Stored data:
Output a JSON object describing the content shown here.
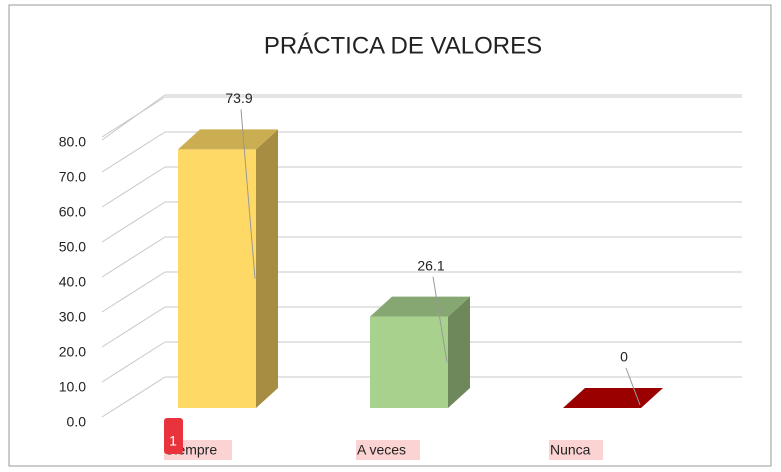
{
  "chart_data": {
    "type": "bar3d",
    "title": "PRÁCTICA DE VALORES",
    "categories": [
      "Siempre",
      "A veces",
      "Nunca"
    ],
    "values": [
      73.9,
      26.1,
      0
    ],
    "colors": [
      "#ffd966",
      "#a9d18e",
      "#c00000"
    ],
    "ylim": [
      0,
      80
    ],
    "yticks": [
      {
        "value": 0,
        "label": "0.0"
      },
      {
        "value": 10,
        "label": "10.0"
      },
      {
        "value": 20,
        "label": "20.0"
      },
      {
        "value": 30,
        "label": "30.0"
      },
      {
        "value": 40,
        "label": "40.0"
      },
      {
        "value": 50,
        "label": "50.0"
      },
      {
        "value": 60,
        "label": "60.0"
      },
      {
        "value": 70,
        "label": "70.0"
      },
      {
        "value": 80,
        "label": "80.0"
      }
    ],
    "grid": true,
    "badge": "1"
  }
}
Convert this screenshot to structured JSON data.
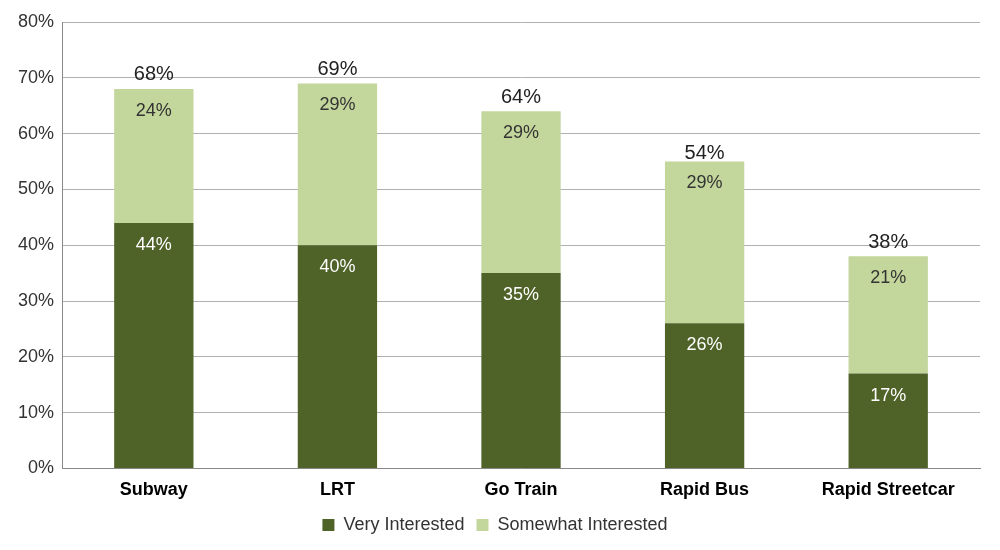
{
  "chart_data": {
    "type": "bar",
    "stacked": true,
    "categories": [
      "Subway",
      "LRT",
      "Go Train",
      "Rapid Bus",
      "Rapid Streetcar"
    ],
    "series": [
      {
        "name": "Very Interested",
        "color": "#4f6228",
        "values": [
          44,
          40,
          35,
          26,
          17
        ],
        "value_labels": [
          "44%",
          "40%",
          "35%",
          "26%",
          "17%"
        ]
      },
      {
        "name": "Somewhat Interested",
        "color": "#c3d69b",
        "values": [
          24,
          29,
          29,
          29,
          21
        ],
        "value_labels": [
          "24%",
          "29%",
          "29%",
          "29%",
          "21%"
        ]
      }
    ],
    "totals": [
      68,
      69,
      64,
      54,
      38
    ],
    "total_labels": [
      "68%",
      "69%",
      "64%",
      "54%",
      "38%"
    ],
    "ylim": [
      0,
      80
    ],
    "yticks": [
      {
        "value": 0,
        "label": "0%"
      },
      {
        "value": 10,
        "label": "10%"
      },
      {
        "value": 20,
        "label": "20%"
      },
      {
        "value": 30,
        "label": "30%"
      },
      {
        "value": 40,
        "label": "40%"
      },
      {
        "value": 50,
        "label": "50%"
      },
      {
        "value": 60,
        "label": "60%"
      },
      {
        "value": 70,
        "label": "70%"
      },
      {
        "value": 80,
        "label": "80%"
      }
    ],
    "grid": true,
    "legend": "bottom",
    "data_labels": true
  }
}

▶ [Work required]: Leave out all pictures, then copy the remaining material exactly.

▶ [Result of this task]:
Output a JSON object describing the content shown here.
{
  "chart_data": {
    "type": "bar3d",
    "title": "PRÁCTICA DE VALORES",
    "categories": [
      "Siempre",
      "A veces",
      "Nunca"
    ],
    "values": [
      73.9,
      26.1,
      0
    ],
    "colors": [
      "#ffd966",
      "#a9d18e",
      "#c00000"
    ],
    "ylim": [
      0,
      80
    ],
    "yticks": [
      {
        "value": 0,
        "label": "0.0"
      },
      {
        "value": 10,
        "label": "10.0"
      },
      {
        "value": 20,
        "label": "20.0"
      },
      {
        "value": 30,
        "label": "30.0"
      },
      {
        "value": 40,
        "label": "40.0"
      },
      {
        "value": 50,
        "label": "50.0"
      },
      {
        "value": 60,
        "label": "60.0"
      },
      {
        "value": 70,
        "label": "70.0"
      },
      {
        "value": 80,
        "label": "80.0"
      }
    ],
    "grid": true,
    "badge": "1"
  }
}
Convert this screenshot to structured JSON data.
{
  "chart_data": {
    "type": "bar",
    "stacked": true,
    "categories": [
      "Subway",
      "LRT",
      "Go Train",
      "Rapid Bus",
      "Rapid Streetcar"
    ],
    "series": [
      {
        "name": "Very Interested",
        "color": "#4f6228",
        "values": [
          44,
          40,
          35,
          26,
          17
        ],
        "value_labels": [
          "44%",
          "40%",
          "35%",
          "26%",
          "17%"
        ]
      },
      {
        "name": "Somewhat Interested",
        "color": "#c3d69b",
        "values": [
          24,
          29,
          29,
          29,
          21
        ],
        "value_labels": [
          "24%",
          "29%",
          "29%",
          "29%",
          "21%"
        ]
      }
    ],
    "totals": [
      68,
      69,
      64,
      54,
      38
    ],
    "total_labels": [
      "68%",
      "69%",
      "64%",
      "54%",
      "38%"
    ],
    "ylim": [
      0,
      80
    ],
    "yticks": [
      {
        "value": 0,
        "label": "0%"
      },
      {
        "value": 10,
        "label": "10%"
      },
      {
        "value": 20,
        "label": "20%"
      },
      {
        "value": 30,
        "label": "30%"
      },
      {
        "value": 40,
        "label": "40%"
      },
      {
        "value": 50,
        "label": "50%"
      },
      {
        "value": 60,
        "label": "60%"
      },
      {
        "value": 70,
        "label": "70%"
      },
      {
        "value": 80,
        "label": "80%"
      }
    ],
    "grid": true,
    "legend": "bottom",
    "data_labels": true
  }
}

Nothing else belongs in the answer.